Prompt
Quote exactly, and only, the lines from the one containing "Parse this screenshot: output" through the end of the material below. Skip pictures.

[Entries from a visual dataset]
________________________________________

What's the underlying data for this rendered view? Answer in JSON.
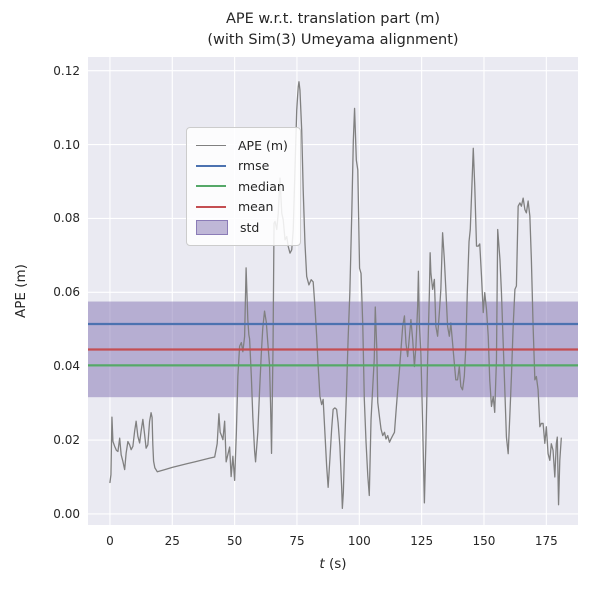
{
  "figure": {
    "title_line1": "APE w.r.t. translation part (m)",
    "title_line2": "(with Sim(3) Umeyama alignment)"
  },
  "axes": {
    "xlabel_italic": "t",
    "xlabel_rest": " (s)",
    "ylabel": "APE (m)"
  },
  "legend": {
    "items": [
      {
        "label": "APE (m)",
        "type": "line",
        "color": "#808080",
        "thickness": 1.8
      },
      {
        "label": "rmse",
        "type": "line",
        "color": "#4c72b0",
        "thickness": 2.6
      },
      {
        "label": "median",
        "type": "line",
        "color": "#55a868",
        "thickness": 2.6
      },
      {
        "label": "mean",
        "type": "line",
        "color": "#c44e52",
        "thickness": 2.6
      },
      {
        "label": "std",
        "type": "patch",
        "color": "rgba(129,114,178,0.5)",
        "edge": "rgba(129,114,178,0.85)"
      }
    ]
  },
  "chart_data": {
    "type": "line",
    "title": "APE w.r.t. translation part (m) (with Sim(3) Umeyama alignment)",
    "xlabel": "t (s)",
    "ylabel": "APE (m)",
    "xlim": [
      -8.8,
      187.7
    ],
    "ylim": [
      -0.003,
      0.1237
    ],
    "x_ticks": [
      0,
      25,
      50,
      75,
      100,
      125,
      150,
      175
    ],
    "y_ticks": [
      0.0,
      0.02,
      0.04,
      0.06,
      0.08,
      0.1,
      0.12
    ],
    "y_tick_labels": [
      "0.00",
      "0.02",
      "0.04",
      "0.06",
      "0.08",
      "0.10",
      "0.12"
    ],
    "grid": true,
    "legend_position": "upper left",
    "colors": {
      "ape": "#808080",
      "rmse": "#4c72b0",
      "median": "#55a868",
      "mean": "#c44e52",
      "std_band": "rgba(129,114,178,0.5)",
      "plot_background": "#eaeaf2",
      "gridline": "#ffffff"
    },
    "stats": {
      "rmse": 0.0514,
      "mean": 0.0445,
      "median": 0.0402,
      "std": 0.013,
      "std_band": [
        0.0316,
        0.0575
      ]
    },
    "series": [
      {
        "name": "APE (m)",
        "points": [
          [
            0,
            0.0085
          ],
          [
            0.4,
            0.0106
          ],
          [
            0.8,
            0.0262
          ],
          [
            1.2,
            0.0196
          ],
          [
            1.9,
            0.0183
          ],
          [
            2.6,
            0.0172
          ],
          [
            3.2,
            0.0169
          ],
          [
            3.9,
            0.0205
          ],
          [
            4.5,
            0.016
          ],
          [
            5.2,
            0.0142
          ],
          [
            5.9,
            0.012
          ],
          [
            6.5,
            0.0165
          ],
          [
            7.2,
            0.0196
          ],
          [
            7.9,
            0.0187
          ],
          [
            8.5,
            0.0174
          ],
          [
            9.2,
            0.0183
          ],
          [
            9.9,
            0.0224
          ],
          [
            10.5,
            0.0251
          ],
          [
            11.2,
            0.021
          ],
          [
            11.9,
            0.0192
          ],
          [
            12.5,
            0.0224
          ],
          [
            13.2,
            0.0256
          ],
          [
            13.9,
            0.0215
          ],
          [
            14.5,
            0.0178
          ],
          [
            15.2,
            0.0187
          ],
          [
            15.9,
            0.0251
          ],
          [
            16.5,
            0.0274
          ],
          [
            16.9,
            0.0261
          ],
          [
            17.2,
            0.0187
          ],
          [
            17.5,
            0.0143
          ],
          [
            18,
            0.0125
          ],
          [
            19,
            0.0114
          ],
          [
            22,
            0.012
          ],
          [
            25,
            0.0126
          ],
          [
            28,
            0.0131
          ],
          [
            31,
            0.0136
          ],
          [
            34,
            0.0141
          ],
          [
            37,
            0.0146
          ],
          [
            40,
            0.0151
          ],
          [
            42,
            0.0154
          ],
          [
            43,
            0.019
          ],
          [
            43.7,
            0.0271
          ],
          [
            44.2,
            0.0221
          ],
          [
            44.8,
            0.0211
          ],
          [
            45.3,
            0.0201
          ],
          [
            46,
            0.0251
          ],
          [
            46.6,
            0.0141
          ],
          [
            47.3,
            0.0161
          ],
          [
            48,
            0.0181
          ],
          [
            48.6,
            0.0101
          ],
          [
            49.3,
            0.0156
          ],
          [
            50,
            0.0091
          ],
          [
            50.7,
            0.0221
          ],
          [
            51.3,
            0.0373
          ],
          [
            52,
            0.0454
          ],
          [
            52.7,
            0.0464
          ],
          [
            53.3,
            0.0439
          ],
          [
            54,
            0.048
          ],
          [
            54.6,
            0.0666
          ],
          [
            55.3,
            0.0525
          ],
          [
            55.7,
            0.0485
          ],
          [
            56,
            0.0474
          ],
          [
            56.7,
            0.0373
          ],
          [
            57.3,
            0.0262
          ],
          [
            58,
            0.0171
          ],
          [
            58.4,
            0.0141
          ],
          [
            59.3,
            0.0221
          ],
          [
            60,
            0.0333
          ],
          [
            60.7,
            0.0434
          ],
          [
            61.3,
            0.0504
          ],
          [
            62,
            0.0549
          ],
          [
            62.7,
            0.0519
          ],
          [
            63.3,
            0.0464
          ],
          [
            64,
            0.0403
          ],
          [
            64.4,
            0.03
          ],
          [
            64.8,
            0.0164
          ],
          [
            65.4,
            0.045
          ],
          [
            65.8,
            0.0787
          ],
          [
            66.2,
            0.0792
          ],
          [
            66.9,
            0.077
          ],
          [
            67.5,
            0.0814
          ],
          [
            68.2,
            0.0909
          ],
          [
            68.9,
            0.0814
          ],
          [
            69.5,
            0.0796
          ],
          [
            70.2,
            0.0742
          ],
          [
            70.9,
            0.0751
          ],
          [
            71.5,
            0.0724
          ],
          [
            72.2,
            0.0706
          ],
          [
            72.9,
            0.0715
          ],
          [
            73.5,
            0.0769
          ],
          [
            74.2,
            0.0931
          ],
          [
            74.9,
            0.1093
          ],
          [
            75.5,
            0.1156
          ],
          [
            75.8,
            0.117
          ],
          [
            76.2,
            0.1147
          ],
          [
            76.9,
            0.1039
          ],
          [
            77.5,
            0.0877
          ],
          [
            78.2,
            0.0733
          ],
          [
            78.9,
            0.0643
          ],
          [
            79.8,
            0.062
          ],
          [
            80.7,
            0.0634
          ],
          [
            81.5,
            0.0628
          ],
          [
            82.2,
            0.0562
          ],
          [
            82.9,
            0.0481
          ],
          [
            83.5,
            0.04
          ],
          [
            84.2,
            0.0319
          ],
          [
            84.9,
            0.0296
          ],
          [
            85.5,
            0.031
          ],
          [
            86.2,
            0.022
          ],
          [
            86.9,
            0.013
          ],
          [
            87.5,
            0.0072
          ],
          [
            88.2,
            0.0148
          ],
          [
            88.9,
            0.0229
          ],
          [
            89.5,
            0.0283
          ],
          [
            90.2,
            0.0287
          ],
          [
            90.9,
            0.0283
          ],
          [
            91.5,
            0.0247
          ],
          [
            92.2,
            0.0184
          ],
          [
            92.9,
            0.0076
          ],
          [
            93.2,
            0.0015
          ],
          [
            93.6,
            0.0058
          ],
          [
            94.2,
            0.0202
          ],
          [
            94.9,
            0.0337
          ],
          [
            95.5,
            0.0472
          ],
          [
            96.2,
            0.0598
          ],
          [
            97,
            0.082
          ],
          [
            97.6,
            0.101
          ],
          [
            98.1,
            0.1098
          ],
          [
            98.8,
            0.0958
          ],
          [
            99.4,
            0.0931
          ],
          [
            100.1,
            0.0665
          ],
          [
            100.7,
            0.0651
          ],
          [
            101.4,
            0.0509
          ],
          [
            102,
            0.0311
          ],
          [
            102.7,
            0.0194
          ],
          [
            103.4,
            0.0103
          ],
          [
            104,
            0.005
          ],
          [
            104.7,
            0.0255
          ],
          [
            105.4,
            0.0345
          ],
          [
            106,
            0.042
          ],
          [
            106.4,
            0.056
          ],
          [
            107,
            0.045
          ],
          [
            107.4,
            0.0302
          ],
          [
            108.1,
            0.0262
          ],
          [
            108.7,
            0.023
          ],
          [
            109.4,
            0.0212
          ],
          [
            110.1,
            0.0221
          ],
          [
            110.7,
            0.0203
          ],
          [
            111.4,
            0.0212
          ],
          [
            112.1,
            0.0194
          ],
          [
            112.7,
            0.0203
          ],
          [
            113.4,
            0.0212
          ],
          [
            114.1,
            0.0221
          ],
          [
            114.7,
            0.0275
          ],
          [
            115.4,
            0.0336
          ],
          [
            116.1,
            0.039
          ],
          [
            116.7,
            0.0444
          ],
          [
            117.4,
            0.0508
          ],
          [
            118.1,
            0.0536
          ],
          [
            118.7,
            0.0463
          ],
          [
            119.4,
            0.0426
          ],
          [
            120.1,
            0.0481
          ],
          [
            120.7,
            0.0526
          ],
          [
            121.4,
            0.0472
          ],
          [
            122.1,
            0.0399
          ],
          [
            122.7,
            0.0453
          ],
          [
            123.4,
            0.0563
          ],
          [
            123.7,
            0.0657
          ],
          [
            124.1,
            0.0508
          ],
          [
            124.7,
            0.0435
          ],
          [
            125.4,
            0.0239
          ],
          [
            126.1,
            0.003
          ],
          [
            126.7,
            0.0194
          ],
          [
            127.4,
            0.0417
          ],
          [
            128.1,
            0.0599
          ],
          [
            128.4,
            0.0707
          ],
          [
            128.7,
            0.0653
          ],
          [
            129.4,
            0.0608
          ],
          [
            130.1,
            0.0635
          ],
          [
            130.7,
            0.0508
          ],
          [
            131.4,
            0.0481
          ],
          [
            132.1,
            0.0545
          ],
          [
            132.7,
            0.0608
          ],
          [
            133.4,
            0.0761
          ],
          [
            134.1,
            0.0689
          ],
          [
            134.7,
            0.0608
          ],
          [
            135.4,
            0.0508
          ],
          [
            136.1,
            0.0481
          ],
          [
            136.7,
            0.0517
          ],
          [
            137.4,
            0.0463
          ],
          [
            138.1,
            0.0408
          ],
          [
            138.7,
            0.0363
          ],
          [
            139.4,
            0.0363
          ],
          [
            140.1,
            0.0399
          ],
          [
            140.7,
            0.0345
          ],
          [
            141.4,
            0.0336
          ],
          [
            142.1,
            0.0372
          ],
          [
            142.7,
            0.045
          ],
          [
            143.3,
            0.06
          ],
          [
            144,
            0.0737
          ],
          [
            144.5,
            0.077
          ],
          [
            145,
            0.086
          ],
          [
            145.7,
            0.099
          ],
          [
            146.3,
            0.0887
          ],
          [
            147,
            0.0725
          ],
          [
            147.7,
            0.0725
          ],
          [
            148.3,
            0.0731
          ],
          [
            149,
            0.0644
          ],
          [
            149.7,
            0.0545
          ],
          [
            150.3,
            0.0599
          ],
          [
            151,
            0.0554
          ],
          [
            151.7,
            0.0481
          ],
          [
            152.3,
            0.0363
          ],
          [
            153,
            0.0291
          ],
          [
            153.7,
            0.0318
          ],
          [
            154.3,
            0.0275
          ],
          [
            155,
            0.0417
          ],
          [
            155.5,
            0.077
          ],
          [
            156,
            0.0725
          ],
          [
            156.4,
            0.0689
          ],
          [
            157,
            0.0599
          ],
          [
            157.7,
            0.0463
          ],
          [
            158.4,
            0.0326
          ],
          [
            159,
            0.0208
          ],
          [
            159.7,
            0.0163
          ],
          [
            160.4,
            0.0272
          ],
          [
            161,
            0.0372
          ],
          [
            161.7,
            0.0508
          ],
          [
            162.4,
            0.0608
          ],
          [
            163,
            0.0617
          ],
          [
            163.7,
            0.0833
          ],
          [
            164.4,
            0.0842
          ],
          [
            165,
            0.0833
          ],
          [
            165.7,
            0.0855
          ],
          [
            166.4,
            0.0824
          ],
          [
            167,
            0.0815
          ],
          [
            167.7,
            0.0847
          ],
          [
            168.4,
            0.0806
          ],
          [
            169,
            0.0689
          ],
          [
            169.7,
            0.0508
          ],
          [
            170.4,
            0.0363
          ],
          [
            171,
            0.0372
          ],
          [
            171.7,
            0.0336
          ],
          [
            172.4,
            0.0236
          ],
          [
            173,
            0.0245
          ],
          [
            173.7,
            0.0245
          ],
          [
            174.4,
            0.0191
          ],
          [
            175,
            0.0236
          ],
          [
            175.7,
            0.0163
          ],
          [
            176.4,
            0.0145
          ],
          [
            177,
            0.019
          ],
          [
            177.7,
            0.0172
          ],
          [
            178.4,
            0.01
          ],
          [
            179,
            0.019
          ],
          [
            179.4,
            0.0208
          ],
          [
            179.9,
            0.0025
          ],
          [
            180.4,
            0.0145
          ],
          [
            181,
            0.0205
          ]
        ]
      }
    ]
  }
}
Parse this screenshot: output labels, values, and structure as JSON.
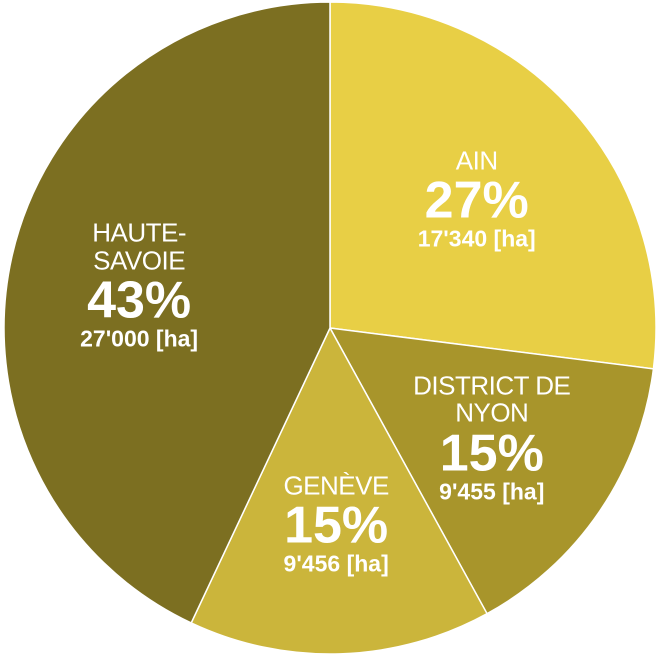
{
  "chart_data": {
    "type": "pie",
    "categories": [
      "AIN",
      "DISTRICT DE NYON",
      "GENÈVE",
      "HAUTE-SAVOIE"
    ],
    "values": [
      27,
      15,
      15,
      43
    ],
    "value_labels": [
      "27%",
      "15%",
      "15%",
      "43%"
    ],
    "area_labels": [
      "17'340 [ha]",
      "9'455 [ha]",
      "9'456 [ha]",
      "27'000 [ha]"
    ],
    "colors": [
      "#e8cf45",
      "#a8952b",
      "#cbb53b",
      "#7c6f21"
    ]
  }
}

________________________________________

Result of the exercise
Parse this screenshot: output labels, values, and structure as JSON.
{
  "chart_data": {
    "type": "pie",
    "categories": [
      "AIN",
      "DISTRICT DE NYON",
      "GENÈVE",
      "HAUTE-SAVOIE"
    ],
    "values": [
      27,
      15,
      15,
      43
    ],
    "value_labels": [
      "27%",
      "15%",
      "15%",
      "43%"
    ],
    "area_labels": [
      "17'340 [ha]",
      "9'455 [ha]",
      "9'456 [ha]",
      "27'000 [ha]"
    ],
    "colors": [
      "#e8cf45",
      "#a8952b",
      "#cbb53b",
      "#7c6f21"
    ]
  }
}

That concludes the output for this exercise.